Excerpt from a dataset
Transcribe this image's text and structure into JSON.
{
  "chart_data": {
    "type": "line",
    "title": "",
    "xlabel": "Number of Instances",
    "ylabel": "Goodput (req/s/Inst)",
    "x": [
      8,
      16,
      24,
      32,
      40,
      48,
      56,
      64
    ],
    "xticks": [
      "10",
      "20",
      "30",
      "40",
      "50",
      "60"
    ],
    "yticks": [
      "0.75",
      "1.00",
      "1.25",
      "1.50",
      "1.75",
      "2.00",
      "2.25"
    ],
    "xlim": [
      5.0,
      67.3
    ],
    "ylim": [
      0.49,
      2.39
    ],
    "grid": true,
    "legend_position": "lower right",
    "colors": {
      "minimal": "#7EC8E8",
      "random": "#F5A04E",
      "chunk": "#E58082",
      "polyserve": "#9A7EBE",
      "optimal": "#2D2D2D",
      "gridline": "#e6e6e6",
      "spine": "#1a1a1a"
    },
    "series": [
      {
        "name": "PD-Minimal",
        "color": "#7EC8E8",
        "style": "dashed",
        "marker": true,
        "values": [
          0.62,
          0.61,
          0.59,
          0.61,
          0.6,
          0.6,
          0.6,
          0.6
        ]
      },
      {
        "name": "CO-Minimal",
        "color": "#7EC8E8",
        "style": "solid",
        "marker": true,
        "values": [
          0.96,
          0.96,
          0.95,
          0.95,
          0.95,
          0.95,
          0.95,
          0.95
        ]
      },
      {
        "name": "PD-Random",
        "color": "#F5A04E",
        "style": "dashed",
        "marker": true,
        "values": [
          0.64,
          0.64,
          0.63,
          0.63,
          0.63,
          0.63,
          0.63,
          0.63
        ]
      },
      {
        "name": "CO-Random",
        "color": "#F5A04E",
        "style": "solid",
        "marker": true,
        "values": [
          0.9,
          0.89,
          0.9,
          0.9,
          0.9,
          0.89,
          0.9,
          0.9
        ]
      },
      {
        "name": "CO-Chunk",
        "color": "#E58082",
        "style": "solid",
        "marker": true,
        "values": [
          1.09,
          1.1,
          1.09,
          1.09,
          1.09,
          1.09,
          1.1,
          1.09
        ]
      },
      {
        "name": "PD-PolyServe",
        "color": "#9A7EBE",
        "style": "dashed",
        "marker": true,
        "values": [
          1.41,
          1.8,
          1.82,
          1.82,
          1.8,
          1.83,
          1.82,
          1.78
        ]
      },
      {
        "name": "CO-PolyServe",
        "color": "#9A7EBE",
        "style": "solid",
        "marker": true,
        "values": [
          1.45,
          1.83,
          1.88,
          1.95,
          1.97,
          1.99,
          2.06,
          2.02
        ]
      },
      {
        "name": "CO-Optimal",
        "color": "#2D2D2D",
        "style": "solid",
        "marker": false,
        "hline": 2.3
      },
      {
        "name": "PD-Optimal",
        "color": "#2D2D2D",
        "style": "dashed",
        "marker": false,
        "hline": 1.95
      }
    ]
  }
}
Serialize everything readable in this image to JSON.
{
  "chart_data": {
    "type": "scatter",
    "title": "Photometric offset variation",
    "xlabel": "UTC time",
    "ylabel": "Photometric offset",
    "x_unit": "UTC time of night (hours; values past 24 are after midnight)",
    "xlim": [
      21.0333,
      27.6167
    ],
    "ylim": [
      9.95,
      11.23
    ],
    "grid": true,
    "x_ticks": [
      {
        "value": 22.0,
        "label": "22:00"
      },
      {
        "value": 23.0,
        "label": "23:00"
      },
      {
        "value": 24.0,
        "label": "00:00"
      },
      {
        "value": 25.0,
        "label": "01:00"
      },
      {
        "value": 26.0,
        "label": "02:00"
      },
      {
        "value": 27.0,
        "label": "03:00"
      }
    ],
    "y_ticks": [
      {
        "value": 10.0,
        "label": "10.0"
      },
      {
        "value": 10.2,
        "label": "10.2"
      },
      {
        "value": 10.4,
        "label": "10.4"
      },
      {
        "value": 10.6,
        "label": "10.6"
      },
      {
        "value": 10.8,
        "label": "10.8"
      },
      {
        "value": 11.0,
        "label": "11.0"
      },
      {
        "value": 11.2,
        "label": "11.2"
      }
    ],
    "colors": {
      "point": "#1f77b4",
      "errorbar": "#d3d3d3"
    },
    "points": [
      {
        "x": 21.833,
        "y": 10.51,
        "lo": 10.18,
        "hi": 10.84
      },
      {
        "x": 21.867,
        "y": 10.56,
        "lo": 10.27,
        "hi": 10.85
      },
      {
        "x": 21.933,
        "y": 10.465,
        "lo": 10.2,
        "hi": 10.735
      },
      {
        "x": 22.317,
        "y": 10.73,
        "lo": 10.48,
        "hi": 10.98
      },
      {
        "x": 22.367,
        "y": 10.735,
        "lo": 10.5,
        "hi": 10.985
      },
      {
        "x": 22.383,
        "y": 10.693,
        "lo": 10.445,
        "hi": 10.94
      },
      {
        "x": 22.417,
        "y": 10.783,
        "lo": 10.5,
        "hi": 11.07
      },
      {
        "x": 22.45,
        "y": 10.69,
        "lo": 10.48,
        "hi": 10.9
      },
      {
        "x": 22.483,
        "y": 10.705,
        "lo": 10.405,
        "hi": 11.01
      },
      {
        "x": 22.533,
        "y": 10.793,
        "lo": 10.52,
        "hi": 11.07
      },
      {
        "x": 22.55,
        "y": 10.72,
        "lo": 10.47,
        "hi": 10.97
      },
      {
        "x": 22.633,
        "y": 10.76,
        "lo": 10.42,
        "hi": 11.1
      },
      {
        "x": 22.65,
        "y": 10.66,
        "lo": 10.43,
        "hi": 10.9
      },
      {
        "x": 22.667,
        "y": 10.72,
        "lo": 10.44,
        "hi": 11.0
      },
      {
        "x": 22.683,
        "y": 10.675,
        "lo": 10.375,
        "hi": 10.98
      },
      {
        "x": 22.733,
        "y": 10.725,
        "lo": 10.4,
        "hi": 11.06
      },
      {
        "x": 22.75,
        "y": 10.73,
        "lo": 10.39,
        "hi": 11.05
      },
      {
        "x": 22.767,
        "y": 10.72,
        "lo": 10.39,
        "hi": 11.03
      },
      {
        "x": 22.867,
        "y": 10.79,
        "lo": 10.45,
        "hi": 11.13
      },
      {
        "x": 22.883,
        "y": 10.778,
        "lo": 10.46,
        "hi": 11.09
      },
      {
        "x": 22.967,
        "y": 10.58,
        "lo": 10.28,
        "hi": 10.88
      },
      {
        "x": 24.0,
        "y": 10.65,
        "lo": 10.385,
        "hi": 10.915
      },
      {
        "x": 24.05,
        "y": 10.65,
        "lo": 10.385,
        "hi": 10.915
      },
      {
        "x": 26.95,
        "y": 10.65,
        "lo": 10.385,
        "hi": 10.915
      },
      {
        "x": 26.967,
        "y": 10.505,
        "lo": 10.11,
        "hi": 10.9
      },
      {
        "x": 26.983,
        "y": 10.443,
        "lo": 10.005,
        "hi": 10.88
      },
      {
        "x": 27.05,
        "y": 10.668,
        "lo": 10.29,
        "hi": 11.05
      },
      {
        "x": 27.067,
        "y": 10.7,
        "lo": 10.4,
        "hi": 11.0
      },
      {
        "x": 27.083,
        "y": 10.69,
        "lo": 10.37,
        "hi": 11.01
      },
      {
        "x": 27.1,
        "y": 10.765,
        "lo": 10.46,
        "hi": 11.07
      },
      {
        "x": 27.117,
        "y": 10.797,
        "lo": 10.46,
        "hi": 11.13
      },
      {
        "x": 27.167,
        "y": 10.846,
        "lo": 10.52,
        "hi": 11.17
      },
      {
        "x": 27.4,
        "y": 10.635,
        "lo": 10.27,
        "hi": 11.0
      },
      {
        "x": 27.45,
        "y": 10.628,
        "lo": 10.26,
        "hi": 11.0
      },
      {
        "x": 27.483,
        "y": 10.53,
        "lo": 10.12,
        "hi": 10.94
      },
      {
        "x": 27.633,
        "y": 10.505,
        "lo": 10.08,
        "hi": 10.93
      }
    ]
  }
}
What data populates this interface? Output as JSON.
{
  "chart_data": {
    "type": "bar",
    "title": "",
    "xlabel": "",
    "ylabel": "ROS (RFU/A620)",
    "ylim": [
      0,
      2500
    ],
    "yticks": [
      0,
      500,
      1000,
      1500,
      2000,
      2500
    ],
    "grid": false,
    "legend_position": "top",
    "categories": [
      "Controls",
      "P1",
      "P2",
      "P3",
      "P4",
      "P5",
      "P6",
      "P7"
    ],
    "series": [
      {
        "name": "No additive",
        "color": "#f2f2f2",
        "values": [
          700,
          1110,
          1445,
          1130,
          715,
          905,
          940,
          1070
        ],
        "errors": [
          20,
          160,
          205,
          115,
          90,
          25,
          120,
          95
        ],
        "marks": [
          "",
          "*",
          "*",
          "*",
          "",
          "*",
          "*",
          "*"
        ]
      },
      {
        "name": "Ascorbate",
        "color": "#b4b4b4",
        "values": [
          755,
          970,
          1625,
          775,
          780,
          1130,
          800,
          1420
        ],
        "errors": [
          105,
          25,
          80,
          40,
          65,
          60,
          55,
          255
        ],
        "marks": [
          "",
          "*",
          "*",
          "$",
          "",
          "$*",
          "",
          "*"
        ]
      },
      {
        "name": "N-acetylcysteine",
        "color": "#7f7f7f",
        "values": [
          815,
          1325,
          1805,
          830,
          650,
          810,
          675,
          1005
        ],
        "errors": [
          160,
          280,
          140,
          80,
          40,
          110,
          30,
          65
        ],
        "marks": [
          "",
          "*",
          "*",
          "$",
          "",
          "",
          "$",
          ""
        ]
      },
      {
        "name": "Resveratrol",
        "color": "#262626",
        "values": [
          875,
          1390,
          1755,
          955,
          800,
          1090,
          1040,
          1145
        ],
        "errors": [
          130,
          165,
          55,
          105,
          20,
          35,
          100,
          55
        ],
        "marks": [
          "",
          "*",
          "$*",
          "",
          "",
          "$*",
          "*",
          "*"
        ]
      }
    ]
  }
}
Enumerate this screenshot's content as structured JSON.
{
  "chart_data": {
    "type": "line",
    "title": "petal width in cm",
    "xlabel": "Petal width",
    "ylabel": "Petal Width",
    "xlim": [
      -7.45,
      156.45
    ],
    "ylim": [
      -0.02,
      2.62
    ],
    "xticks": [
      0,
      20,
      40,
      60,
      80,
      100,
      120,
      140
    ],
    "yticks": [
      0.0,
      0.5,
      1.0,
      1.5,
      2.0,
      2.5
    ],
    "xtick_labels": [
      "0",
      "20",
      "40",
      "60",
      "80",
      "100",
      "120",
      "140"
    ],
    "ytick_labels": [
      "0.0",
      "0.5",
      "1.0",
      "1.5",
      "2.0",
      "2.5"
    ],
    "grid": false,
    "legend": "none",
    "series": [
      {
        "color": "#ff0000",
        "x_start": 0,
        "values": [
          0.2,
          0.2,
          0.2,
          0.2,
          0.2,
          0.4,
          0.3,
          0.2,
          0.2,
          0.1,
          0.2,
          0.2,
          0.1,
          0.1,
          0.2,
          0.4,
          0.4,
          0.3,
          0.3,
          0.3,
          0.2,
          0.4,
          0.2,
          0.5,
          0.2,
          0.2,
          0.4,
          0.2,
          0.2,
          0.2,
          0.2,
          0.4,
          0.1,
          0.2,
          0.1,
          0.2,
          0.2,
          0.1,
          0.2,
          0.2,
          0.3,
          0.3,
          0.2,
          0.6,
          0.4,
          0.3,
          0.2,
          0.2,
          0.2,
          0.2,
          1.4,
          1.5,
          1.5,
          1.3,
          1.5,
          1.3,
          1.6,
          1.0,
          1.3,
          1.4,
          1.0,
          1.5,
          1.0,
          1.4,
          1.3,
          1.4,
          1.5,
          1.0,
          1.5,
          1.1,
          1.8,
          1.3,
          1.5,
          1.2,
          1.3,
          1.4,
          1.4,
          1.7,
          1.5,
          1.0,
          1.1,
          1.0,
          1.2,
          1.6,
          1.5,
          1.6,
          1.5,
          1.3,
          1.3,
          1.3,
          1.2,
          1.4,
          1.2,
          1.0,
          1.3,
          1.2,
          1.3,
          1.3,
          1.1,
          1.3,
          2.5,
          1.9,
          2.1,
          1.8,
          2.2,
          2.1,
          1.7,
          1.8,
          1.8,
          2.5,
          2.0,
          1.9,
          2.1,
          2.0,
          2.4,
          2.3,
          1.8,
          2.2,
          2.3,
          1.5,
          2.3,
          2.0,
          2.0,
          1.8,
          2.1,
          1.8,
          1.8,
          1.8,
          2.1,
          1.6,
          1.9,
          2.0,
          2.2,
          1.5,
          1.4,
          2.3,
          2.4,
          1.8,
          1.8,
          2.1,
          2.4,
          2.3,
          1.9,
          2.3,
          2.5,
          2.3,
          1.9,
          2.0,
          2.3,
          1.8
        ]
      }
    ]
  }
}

• Written task
Count every line of the material above that holds the string "image", then state only the total.

• Written response
2